RECORDS TO PROCESS.
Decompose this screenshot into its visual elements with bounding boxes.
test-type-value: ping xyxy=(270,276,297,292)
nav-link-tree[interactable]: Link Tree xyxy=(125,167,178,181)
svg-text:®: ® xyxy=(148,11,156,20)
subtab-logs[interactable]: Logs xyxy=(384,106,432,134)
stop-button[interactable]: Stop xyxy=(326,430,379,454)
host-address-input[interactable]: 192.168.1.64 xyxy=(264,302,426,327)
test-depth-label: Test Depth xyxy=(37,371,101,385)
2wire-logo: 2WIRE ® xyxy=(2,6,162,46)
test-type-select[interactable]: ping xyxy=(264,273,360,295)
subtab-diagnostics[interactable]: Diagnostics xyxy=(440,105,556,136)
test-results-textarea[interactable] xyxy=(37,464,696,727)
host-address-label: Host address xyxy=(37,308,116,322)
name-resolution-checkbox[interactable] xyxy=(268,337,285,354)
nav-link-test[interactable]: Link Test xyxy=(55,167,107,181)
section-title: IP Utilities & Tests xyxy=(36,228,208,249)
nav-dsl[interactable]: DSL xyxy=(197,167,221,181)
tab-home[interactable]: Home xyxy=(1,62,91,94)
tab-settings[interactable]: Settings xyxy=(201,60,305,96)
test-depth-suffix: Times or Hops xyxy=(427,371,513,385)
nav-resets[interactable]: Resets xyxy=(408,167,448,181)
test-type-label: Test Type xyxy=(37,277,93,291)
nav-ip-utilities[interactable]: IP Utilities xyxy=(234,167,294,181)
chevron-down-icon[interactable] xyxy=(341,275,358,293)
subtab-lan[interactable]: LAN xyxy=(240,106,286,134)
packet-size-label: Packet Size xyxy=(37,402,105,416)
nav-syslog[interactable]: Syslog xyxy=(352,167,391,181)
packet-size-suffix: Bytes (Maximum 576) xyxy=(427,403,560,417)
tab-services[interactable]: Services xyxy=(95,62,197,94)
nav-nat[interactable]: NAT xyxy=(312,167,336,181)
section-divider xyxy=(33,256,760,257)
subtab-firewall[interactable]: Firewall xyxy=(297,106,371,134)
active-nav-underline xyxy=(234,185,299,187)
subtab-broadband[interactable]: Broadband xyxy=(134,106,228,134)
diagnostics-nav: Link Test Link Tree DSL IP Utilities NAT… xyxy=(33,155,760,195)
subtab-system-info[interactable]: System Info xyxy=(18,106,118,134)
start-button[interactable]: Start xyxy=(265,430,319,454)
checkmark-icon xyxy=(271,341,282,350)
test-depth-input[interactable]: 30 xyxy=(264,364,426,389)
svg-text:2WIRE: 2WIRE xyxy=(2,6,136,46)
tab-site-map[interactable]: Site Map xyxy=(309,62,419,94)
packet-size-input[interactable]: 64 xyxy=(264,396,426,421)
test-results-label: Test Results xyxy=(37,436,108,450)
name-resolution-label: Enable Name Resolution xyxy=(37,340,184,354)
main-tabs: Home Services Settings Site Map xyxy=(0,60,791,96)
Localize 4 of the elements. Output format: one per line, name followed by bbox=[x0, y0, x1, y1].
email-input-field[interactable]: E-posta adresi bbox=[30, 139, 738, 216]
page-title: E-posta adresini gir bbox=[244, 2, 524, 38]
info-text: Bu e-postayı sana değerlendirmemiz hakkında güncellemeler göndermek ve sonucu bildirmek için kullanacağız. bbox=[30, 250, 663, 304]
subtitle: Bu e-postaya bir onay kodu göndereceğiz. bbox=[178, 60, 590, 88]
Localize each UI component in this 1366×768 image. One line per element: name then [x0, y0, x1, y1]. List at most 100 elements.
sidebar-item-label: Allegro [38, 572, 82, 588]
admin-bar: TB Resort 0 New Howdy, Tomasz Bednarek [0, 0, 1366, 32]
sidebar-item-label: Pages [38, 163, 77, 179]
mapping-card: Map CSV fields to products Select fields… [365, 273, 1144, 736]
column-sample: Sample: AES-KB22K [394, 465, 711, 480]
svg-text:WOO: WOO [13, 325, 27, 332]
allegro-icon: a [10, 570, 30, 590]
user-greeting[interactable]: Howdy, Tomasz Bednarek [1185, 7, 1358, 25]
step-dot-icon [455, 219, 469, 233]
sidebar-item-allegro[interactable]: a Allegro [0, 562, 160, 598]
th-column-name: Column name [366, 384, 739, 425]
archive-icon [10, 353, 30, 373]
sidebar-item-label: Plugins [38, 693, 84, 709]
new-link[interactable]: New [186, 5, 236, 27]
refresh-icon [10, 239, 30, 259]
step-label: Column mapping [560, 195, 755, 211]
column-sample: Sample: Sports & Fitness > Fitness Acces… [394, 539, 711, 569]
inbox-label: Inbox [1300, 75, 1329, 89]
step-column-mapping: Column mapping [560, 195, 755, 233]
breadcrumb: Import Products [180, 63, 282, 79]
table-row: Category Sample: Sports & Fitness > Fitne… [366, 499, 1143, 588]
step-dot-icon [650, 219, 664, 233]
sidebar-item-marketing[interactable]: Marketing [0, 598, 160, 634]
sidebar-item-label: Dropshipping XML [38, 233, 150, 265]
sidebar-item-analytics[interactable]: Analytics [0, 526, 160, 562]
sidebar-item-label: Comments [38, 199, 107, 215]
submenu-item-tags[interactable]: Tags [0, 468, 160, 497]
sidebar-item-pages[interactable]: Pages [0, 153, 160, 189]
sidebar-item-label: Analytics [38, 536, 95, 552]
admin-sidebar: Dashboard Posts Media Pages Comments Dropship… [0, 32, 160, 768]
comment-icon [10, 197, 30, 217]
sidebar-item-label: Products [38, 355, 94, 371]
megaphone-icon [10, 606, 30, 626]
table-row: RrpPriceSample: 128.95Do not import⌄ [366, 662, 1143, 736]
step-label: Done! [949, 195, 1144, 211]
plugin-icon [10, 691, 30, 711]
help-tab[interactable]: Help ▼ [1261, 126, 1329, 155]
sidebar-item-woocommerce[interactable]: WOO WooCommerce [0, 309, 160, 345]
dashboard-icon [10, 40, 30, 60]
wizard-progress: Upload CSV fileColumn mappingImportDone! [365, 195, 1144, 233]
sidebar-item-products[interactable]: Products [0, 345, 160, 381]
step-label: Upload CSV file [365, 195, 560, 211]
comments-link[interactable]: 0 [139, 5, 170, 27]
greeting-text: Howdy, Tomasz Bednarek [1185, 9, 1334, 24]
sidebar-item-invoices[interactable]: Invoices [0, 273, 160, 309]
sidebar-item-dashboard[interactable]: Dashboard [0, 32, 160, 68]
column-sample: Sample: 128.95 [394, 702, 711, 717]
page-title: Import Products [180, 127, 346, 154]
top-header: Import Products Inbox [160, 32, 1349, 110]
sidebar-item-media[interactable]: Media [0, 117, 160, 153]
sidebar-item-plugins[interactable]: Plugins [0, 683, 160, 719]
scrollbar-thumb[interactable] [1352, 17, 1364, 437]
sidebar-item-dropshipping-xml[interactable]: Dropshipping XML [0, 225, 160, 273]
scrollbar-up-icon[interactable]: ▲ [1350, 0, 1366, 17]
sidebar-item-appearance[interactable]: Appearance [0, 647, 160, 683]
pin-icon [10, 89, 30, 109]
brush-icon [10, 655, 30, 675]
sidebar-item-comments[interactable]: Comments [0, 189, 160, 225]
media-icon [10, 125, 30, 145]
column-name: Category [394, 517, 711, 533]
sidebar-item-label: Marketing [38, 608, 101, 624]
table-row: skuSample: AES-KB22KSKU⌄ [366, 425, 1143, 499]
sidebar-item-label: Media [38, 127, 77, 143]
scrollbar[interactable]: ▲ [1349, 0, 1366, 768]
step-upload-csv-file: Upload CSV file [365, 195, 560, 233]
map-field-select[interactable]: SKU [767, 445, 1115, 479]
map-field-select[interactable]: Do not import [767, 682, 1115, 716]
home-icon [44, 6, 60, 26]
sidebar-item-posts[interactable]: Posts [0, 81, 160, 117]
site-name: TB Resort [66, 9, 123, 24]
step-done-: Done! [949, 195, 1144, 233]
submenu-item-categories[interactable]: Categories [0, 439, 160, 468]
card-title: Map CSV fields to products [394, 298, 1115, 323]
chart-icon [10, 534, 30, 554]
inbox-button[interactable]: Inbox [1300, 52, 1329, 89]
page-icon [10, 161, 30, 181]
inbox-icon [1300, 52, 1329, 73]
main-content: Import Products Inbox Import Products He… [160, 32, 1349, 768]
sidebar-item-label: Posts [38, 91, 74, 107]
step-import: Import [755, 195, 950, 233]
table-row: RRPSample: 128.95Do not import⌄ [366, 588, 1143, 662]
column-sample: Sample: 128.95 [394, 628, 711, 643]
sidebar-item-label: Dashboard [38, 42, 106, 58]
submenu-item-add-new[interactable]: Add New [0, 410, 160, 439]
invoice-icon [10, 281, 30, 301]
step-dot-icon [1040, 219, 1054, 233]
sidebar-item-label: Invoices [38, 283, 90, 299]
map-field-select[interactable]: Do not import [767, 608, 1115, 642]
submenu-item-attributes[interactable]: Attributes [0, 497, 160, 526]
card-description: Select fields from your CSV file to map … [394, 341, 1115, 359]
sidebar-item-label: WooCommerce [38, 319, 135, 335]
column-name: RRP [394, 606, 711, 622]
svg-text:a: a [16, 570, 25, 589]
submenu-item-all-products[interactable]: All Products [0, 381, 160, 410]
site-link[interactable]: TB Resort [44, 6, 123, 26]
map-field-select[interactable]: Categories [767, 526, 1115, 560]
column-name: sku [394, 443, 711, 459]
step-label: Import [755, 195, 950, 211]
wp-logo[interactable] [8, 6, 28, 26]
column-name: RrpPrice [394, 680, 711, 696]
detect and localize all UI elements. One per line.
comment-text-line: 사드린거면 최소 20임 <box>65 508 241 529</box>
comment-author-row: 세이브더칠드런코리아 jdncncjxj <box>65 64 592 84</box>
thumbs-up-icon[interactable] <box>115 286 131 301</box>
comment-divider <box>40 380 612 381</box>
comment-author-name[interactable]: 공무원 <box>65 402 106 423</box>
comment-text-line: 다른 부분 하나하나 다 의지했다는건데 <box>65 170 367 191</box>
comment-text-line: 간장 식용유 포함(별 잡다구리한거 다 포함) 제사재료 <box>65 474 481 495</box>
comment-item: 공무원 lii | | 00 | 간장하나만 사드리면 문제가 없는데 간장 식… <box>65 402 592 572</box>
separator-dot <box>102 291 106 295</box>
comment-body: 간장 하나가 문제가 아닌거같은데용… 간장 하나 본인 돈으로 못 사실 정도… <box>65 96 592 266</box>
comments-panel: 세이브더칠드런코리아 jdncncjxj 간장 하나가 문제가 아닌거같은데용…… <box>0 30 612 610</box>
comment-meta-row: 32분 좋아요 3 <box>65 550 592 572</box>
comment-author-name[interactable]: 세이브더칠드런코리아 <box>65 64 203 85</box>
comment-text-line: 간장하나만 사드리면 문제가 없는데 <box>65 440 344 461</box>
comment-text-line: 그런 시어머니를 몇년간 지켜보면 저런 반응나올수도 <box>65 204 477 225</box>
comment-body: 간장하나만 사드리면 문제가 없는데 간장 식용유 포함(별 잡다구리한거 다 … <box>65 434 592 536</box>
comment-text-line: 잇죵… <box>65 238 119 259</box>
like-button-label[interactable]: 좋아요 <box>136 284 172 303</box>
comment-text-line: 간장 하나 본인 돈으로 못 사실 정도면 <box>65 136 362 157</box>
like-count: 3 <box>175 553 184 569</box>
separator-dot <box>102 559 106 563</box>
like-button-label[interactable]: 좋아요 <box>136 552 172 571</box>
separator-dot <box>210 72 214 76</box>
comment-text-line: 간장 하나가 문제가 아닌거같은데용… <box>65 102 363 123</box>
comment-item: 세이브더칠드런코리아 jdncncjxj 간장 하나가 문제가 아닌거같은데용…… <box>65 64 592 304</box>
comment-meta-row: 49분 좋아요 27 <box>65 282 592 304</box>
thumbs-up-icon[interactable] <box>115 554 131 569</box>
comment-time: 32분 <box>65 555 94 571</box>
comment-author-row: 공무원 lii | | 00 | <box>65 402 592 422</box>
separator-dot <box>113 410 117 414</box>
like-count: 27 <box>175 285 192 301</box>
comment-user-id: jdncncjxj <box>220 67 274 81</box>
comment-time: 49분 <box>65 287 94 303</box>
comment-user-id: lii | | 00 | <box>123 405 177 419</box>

EXERCISE AIM.
Reproduce the records from the first line through the line containing "section-divider xyxy=(33,256,760,257)", both ends included, with nothing changed.

THE SOLUTION.
Decompose this screenshot into its visual elements with bounding boxes.
test-type-value: ping xyxy=(270,276,297,292)
nav-link-tree[interactable]: Link Tree xyxy=(125,167,178,181)
svg-text:®: ® xyxy=(148,11,156,20)
subtab-logs[interactable]: Logs xyxy=(384,106,432,134)
stop-button[interactable]: Stop xyxy=(326,430,379,454)
host-address-input[interactable]: 192.168.1.64 xyxy=(264,302,426,327)
test-depth-label: Test Depth xyxy=(37,371,101,385)
2wire-logo: 2WIRE ® xyxy=(2,6,162,46)
test-type-select[interactable]: ping xyxy=(264,273,360,295)
subtab-diagnostics[interactable]: Diagnostics xyxy=(440,105,556,136)
test-results-textarea[interactable] xyxy=(37,464,696,727)
host-address-label: Host address xyxy=(37,308,116,322)
name-resolution-checkbox[interactable] xyxy=(268,337,285,354)
nav-link-test[interactable]: Link Test xyxy=(55,167,107,181)
section-title: IP Utilities & Tests xyxy=(36,228,208,249)
nav-dsl[interactable]: DSL xyxy=(197,167,221,181)
tab-home[interactable]: Home xyxy=(1,62,91,94)
tab-settings[interactable]: Settings xyxy=(201,60,305,96)
test-depth-suffix: Times or Hops xyxy=(427,371,513,385)
nav-resets[interactable]: Resets xyxy=(408,167,448,181)
test-type-label: Test Type xyxy=(37,277,93,291)
nav-ip-utilities[interactable]: IP Utilities xyxy=(234,167,294,181)
chevron-down-icon[interactable] xyxy=(341,275,358,293)
subtab-lan[interactable]: LAN xyxy=(240,106,286,134)
packet-size-label: Packet Size xyxy=(37,402,105,416)
nav-syslog[interactable]: Syslog xyxy=(352,167,391,181)
packet-size-suffix: Bytes (Maximum 576) xyxy=(427,403,560,417)
tab-services[interactable]: Services xyxy=(95,62,197,94)
nav-nat[interactable]: NAT xyxy=(312,167,336,181)
section-divider xyxy=(33,256,760,257)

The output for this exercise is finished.